▶ [Description of the task]: Within the records below, find each line that holds the string "High", then copy it.
━━━ Entries ━━━
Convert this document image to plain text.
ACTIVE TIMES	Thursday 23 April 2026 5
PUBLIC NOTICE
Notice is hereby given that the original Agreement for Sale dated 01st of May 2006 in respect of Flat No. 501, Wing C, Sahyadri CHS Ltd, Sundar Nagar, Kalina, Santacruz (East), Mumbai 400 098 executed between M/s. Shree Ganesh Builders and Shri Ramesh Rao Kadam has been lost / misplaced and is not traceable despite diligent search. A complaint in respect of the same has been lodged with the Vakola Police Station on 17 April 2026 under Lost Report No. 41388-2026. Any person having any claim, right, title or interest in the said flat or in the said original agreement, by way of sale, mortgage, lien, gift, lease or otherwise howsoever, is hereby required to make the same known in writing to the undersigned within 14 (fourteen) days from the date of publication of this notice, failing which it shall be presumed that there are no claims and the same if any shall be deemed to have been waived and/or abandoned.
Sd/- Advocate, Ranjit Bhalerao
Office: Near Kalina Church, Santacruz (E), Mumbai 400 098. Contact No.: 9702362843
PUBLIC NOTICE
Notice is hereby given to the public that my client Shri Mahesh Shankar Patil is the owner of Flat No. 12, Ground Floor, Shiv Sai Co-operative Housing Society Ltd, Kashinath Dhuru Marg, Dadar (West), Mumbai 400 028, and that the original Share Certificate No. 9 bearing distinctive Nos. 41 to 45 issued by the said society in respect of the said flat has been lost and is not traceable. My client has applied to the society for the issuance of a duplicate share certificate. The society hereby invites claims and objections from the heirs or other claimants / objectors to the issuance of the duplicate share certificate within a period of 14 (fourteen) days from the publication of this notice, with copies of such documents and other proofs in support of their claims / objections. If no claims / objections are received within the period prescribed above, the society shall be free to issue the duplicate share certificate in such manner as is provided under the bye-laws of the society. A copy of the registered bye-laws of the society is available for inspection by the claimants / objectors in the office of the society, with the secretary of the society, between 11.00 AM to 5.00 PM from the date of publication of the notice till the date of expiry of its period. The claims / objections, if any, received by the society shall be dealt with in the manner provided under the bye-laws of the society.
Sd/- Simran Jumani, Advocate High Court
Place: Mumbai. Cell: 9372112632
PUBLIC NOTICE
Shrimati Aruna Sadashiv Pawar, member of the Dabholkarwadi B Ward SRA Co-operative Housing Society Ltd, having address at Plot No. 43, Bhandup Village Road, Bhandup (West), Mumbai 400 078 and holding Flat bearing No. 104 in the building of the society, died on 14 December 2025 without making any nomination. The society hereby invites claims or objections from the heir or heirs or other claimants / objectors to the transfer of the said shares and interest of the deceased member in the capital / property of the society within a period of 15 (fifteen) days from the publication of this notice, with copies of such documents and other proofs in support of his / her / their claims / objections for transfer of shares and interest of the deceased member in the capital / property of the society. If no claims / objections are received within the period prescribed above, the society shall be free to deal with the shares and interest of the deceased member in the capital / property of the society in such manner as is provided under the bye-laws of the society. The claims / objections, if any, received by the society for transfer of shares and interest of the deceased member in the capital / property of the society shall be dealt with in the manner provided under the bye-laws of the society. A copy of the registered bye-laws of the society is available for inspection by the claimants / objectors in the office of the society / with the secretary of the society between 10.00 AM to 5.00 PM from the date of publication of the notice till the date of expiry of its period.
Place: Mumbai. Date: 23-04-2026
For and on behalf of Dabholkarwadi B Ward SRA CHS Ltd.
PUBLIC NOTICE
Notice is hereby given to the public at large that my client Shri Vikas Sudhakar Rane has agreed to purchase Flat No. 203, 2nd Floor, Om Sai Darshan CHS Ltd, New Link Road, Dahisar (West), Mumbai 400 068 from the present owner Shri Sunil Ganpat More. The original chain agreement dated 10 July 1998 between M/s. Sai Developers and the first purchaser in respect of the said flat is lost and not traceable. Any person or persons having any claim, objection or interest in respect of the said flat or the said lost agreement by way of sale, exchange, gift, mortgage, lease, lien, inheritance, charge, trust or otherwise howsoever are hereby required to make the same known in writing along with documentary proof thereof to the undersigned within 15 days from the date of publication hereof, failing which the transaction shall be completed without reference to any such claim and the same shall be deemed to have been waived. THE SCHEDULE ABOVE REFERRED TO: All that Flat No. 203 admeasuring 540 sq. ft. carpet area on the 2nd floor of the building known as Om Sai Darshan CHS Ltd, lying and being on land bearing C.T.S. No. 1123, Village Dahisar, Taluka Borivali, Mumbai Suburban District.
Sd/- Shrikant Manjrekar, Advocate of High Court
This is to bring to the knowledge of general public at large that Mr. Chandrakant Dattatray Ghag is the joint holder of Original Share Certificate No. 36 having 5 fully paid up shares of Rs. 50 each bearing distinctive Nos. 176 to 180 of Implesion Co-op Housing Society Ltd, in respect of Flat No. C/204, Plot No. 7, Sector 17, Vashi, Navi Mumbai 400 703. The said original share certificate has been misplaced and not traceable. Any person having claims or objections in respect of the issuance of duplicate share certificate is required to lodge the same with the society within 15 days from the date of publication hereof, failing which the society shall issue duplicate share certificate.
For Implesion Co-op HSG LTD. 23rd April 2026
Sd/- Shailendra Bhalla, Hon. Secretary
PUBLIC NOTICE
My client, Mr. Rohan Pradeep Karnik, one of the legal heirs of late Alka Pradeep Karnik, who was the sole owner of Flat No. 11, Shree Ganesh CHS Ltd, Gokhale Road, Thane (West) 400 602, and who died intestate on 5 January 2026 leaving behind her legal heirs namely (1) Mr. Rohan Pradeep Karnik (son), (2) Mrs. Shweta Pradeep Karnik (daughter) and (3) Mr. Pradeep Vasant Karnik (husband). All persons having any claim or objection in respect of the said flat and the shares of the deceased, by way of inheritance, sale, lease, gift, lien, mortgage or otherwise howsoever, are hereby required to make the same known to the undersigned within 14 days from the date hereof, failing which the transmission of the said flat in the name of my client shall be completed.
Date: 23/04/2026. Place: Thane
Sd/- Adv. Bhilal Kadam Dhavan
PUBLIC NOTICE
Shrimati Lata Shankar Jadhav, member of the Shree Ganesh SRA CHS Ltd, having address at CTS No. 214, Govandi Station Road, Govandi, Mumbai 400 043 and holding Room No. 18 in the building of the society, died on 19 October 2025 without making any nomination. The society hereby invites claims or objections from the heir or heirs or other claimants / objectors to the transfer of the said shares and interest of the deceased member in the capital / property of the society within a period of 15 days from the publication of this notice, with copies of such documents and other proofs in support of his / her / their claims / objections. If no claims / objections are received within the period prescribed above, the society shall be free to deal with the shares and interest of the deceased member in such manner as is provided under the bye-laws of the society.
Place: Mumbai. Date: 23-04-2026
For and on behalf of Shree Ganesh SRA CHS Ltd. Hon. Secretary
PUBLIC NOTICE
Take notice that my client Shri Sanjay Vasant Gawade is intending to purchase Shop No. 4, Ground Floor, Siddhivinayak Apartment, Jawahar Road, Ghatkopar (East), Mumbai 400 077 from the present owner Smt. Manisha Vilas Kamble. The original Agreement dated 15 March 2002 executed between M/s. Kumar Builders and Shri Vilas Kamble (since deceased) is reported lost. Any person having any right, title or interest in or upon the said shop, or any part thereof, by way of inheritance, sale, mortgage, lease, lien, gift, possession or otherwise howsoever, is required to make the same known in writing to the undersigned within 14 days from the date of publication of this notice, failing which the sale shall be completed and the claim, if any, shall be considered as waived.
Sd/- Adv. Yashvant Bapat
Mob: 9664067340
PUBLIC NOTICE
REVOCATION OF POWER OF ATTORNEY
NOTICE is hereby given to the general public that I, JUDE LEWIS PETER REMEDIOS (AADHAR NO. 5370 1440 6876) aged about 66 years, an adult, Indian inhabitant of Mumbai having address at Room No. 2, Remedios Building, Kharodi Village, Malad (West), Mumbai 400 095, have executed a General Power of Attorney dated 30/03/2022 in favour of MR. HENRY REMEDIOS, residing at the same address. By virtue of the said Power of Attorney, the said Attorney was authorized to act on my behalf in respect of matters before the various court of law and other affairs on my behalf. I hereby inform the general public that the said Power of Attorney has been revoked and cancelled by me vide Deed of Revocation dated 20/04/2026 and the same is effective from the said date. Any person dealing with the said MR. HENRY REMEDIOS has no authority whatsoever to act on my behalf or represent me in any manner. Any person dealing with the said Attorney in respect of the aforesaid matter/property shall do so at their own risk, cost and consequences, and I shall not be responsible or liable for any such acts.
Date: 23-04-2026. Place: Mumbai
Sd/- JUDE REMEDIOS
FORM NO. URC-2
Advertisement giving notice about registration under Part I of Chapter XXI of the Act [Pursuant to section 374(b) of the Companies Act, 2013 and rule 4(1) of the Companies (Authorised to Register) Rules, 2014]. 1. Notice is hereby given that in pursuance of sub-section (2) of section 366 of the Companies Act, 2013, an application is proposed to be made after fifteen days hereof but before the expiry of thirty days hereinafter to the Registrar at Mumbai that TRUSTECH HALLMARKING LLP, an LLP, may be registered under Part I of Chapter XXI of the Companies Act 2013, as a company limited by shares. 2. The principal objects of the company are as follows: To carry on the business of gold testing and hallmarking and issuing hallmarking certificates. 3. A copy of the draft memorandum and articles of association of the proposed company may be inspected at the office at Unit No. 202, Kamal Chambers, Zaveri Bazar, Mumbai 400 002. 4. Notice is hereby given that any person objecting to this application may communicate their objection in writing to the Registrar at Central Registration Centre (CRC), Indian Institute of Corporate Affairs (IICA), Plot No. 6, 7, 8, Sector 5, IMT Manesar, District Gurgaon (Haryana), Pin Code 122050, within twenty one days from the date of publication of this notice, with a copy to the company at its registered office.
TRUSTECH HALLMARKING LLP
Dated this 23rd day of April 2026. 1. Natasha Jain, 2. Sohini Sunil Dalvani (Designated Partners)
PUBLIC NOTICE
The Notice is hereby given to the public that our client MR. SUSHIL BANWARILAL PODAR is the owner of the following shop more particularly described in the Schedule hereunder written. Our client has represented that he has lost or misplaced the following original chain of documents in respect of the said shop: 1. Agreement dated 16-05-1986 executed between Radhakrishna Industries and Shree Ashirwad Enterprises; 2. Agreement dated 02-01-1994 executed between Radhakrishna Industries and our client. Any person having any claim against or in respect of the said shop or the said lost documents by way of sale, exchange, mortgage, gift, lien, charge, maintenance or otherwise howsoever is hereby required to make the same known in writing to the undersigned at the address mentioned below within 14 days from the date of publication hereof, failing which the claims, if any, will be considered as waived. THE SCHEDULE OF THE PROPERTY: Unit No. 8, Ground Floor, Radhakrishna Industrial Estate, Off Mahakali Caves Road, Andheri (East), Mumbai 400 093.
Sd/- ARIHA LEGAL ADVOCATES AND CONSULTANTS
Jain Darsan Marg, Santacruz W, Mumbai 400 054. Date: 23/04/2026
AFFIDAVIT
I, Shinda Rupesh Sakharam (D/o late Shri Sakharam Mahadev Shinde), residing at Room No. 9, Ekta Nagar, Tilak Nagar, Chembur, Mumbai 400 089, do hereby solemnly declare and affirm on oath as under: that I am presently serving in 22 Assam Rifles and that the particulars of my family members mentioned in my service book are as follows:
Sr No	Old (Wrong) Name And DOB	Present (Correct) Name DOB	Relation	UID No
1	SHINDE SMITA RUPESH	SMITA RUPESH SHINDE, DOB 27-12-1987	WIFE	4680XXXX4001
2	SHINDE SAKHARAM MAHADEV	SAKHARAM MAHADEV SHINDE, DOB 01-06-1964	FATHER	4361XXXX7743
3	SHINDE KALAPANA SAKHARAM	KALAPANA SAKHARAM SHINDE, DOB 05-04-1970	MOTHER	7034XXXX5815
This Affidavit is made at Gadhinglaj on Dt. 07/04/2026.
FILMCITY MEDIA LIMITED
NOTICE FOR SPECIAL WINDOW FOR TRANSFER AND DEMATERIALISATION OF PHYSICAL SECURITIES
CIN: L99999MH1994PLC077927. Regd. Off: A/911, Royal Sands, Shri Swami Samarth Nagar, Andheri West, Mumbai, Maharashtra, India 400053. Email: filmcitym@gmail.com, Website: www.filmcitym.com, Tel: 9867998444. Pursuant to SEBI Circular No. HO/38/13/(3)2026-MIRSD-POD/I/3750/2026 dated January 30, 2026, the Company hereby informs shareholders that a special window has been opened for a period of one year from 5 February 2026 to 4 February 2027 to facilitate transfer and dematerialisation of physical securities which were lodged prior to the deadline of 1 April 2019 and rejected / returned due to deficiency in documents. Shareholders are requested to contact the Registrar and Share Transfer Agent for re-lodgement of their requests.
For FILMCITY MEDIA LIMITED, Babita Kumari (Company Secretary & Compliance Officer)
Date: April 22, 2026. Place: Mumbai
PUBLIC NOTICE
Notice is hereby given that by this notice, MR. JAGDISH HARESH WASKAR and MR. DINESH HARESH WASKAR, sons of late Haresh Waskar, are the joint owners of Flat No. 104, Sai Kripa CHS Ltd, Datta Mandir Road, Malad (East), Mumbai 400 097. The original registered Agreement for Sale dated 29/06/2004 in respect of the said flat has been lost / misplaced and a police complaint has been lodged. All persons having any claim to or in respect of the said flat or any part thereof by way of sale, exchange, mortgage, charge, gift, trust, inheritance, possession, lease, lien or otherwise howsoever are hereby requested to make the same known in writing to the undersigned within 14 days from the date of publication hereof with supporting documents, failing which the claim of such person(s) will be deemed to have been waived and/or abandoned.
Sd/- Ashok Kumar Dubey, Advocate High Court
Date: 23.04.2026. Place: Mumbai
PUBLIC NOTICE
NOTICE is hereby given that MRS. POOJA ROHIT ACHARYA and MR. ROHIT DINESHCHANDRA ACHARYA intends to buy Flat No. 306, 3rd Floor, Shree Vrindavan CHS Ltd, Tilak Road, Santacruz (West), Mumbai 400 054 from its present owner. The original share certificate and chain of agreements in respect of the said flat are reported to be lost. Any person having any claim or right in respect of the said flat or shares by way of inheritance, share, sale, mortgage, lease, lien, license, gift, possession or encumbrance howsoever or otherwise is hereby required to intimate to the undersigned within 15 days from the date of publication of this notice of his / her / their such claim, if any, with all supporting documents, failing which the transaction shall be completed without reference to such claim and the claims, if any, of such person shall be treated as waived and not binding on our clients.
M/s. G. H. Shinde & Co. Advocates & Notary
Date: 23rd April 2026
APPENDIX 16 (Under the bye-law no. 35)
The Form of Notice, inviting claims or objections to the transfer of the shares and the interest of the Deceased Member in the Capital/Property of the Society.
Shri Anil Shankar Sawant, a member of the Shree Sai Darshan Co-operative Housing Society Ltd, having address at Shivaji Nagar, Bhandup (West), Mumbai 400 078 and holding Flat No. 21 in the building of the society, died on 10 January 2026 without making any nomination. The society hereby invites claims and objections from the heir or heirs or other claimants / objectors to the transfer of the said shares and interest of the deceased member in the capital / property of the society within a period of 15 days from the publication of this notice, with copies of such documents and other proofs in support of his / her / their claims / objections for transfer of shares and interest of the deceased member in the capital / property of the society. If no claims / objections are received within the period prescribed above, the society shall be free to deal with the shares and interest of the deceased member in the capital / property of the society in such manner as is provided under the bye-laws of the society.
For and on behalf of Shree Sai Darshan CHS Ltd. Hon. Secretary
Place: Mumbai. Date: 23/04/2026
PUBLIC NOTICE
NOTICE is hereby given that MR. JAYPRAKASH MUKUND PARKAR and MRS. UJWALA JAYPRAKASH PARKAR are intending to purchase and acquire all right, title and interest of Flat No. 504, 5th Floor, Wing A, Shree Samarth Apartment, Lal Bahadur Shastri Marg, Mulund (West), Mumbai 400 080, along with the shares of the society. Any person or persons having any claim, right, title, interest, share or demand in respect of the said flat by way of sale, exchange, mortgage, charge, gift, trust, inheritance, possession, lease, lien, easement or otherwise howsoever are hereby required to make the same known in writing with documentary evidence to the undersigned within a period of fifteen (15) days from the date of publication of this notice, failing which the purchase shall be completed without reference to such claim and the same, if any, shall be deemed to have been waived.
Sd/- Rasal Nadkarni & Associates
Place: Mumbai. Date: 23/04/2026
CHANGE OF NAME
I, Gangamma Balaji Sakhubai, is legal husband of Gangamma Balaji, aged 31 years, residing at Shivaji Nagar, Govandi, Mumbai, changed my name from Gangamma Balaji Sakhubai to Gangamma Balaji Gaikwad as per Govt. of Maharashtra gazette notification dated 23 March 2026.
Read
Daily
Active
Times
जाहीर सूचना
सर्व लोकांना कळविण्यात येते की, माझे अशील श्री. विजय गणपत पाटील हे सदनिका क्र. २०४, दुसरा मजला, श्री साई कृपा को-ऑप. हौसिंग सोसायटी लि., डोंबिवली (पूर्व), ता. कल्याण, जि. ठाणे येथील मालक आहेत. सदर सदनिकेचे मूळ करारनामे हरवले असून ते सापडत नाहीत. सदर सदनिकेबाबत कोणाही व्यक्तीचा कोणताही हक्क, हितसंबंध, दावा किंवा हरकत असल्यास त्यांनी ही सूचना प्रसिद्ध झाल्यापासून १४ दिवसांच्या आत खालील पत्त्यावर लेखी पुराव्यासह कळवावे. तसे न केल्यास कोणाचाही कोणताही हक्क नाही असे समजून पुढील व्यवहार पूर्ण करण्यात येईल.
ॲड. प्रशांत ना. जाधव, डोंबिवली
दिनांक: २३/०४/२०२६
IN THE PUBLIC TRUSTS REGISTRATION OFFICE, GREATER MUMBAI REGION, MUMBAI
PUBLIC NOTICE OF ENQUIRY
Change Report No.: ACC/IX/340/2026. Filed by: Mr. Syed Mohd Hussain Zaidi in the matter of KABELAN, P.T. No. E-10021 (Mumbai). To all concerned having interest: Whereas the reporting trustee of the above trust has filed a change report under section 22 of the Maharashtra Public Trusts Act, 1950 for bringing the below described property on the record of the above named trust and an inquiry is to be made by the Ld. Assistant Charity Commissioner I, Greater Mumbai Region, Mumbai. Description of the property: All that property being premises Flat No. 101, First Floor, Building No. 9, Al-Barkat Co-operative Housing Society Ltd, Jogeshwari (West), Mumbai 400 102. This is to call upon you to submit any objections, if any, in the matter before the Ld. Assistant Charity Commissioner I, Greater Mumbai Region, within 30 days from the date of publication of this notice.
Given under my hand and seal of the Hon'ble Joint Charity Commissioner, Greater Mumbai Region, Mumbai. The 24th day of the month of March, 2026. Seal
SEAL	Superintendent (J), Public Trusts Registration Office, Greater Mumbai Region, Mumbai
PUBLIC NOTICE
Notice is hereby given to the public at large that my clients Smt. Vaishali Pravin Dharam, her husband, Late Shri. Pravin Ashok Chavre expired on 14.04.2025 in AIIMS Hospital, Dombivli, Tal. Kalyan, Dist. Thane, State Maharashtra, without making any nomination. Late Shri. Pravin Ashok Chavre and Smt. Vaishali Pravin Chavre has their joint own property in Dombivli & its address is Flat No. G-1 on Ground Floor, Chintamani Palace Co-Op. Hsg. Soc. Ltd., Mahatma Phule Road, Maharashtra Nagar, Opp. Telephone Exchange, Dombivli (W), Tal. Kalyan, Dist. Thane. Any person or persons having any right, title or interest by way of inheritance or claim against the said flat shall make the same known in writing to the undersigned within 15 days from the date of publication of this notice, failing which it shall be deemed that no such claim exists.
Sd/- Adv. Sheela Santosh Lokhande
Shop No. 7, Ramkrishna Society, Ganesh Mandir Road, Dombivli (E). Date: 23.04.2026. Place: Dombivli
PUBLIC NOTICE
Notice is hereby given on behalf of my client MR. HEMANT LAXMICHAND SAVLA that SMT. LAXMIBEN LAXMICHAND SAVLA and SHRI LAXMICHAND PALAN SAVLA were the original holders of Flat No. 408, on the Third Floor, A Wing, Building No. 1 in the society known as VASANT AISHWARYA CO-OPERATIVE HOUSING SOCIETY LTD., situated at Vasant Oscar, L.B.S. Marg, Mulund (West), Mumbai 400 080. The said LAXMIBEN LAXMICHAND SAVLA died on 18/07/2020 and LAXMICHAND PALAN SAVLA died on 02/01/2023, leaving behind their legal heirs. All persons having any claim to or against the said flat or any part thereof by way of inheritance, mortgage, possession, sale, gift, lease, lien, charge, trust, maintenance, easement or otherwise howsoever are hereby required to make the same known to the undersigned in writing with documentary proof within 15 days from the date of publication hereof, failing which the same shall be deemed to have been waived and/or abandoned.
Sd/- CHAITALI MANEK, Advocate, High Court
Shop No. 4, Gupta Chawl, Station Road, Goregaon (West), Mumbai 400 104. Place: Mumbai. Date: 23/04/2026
━━━
▶ [Response to the task]:
Sd/- Simran Jumani, Advocate High Court
Sd/- Shrikant Manjrekar, Advocate of High Court
Sd/- Ashok Kumar Dubey, Advocate High Court
Sd/- CHAITALI MANEK, Advocate, High Court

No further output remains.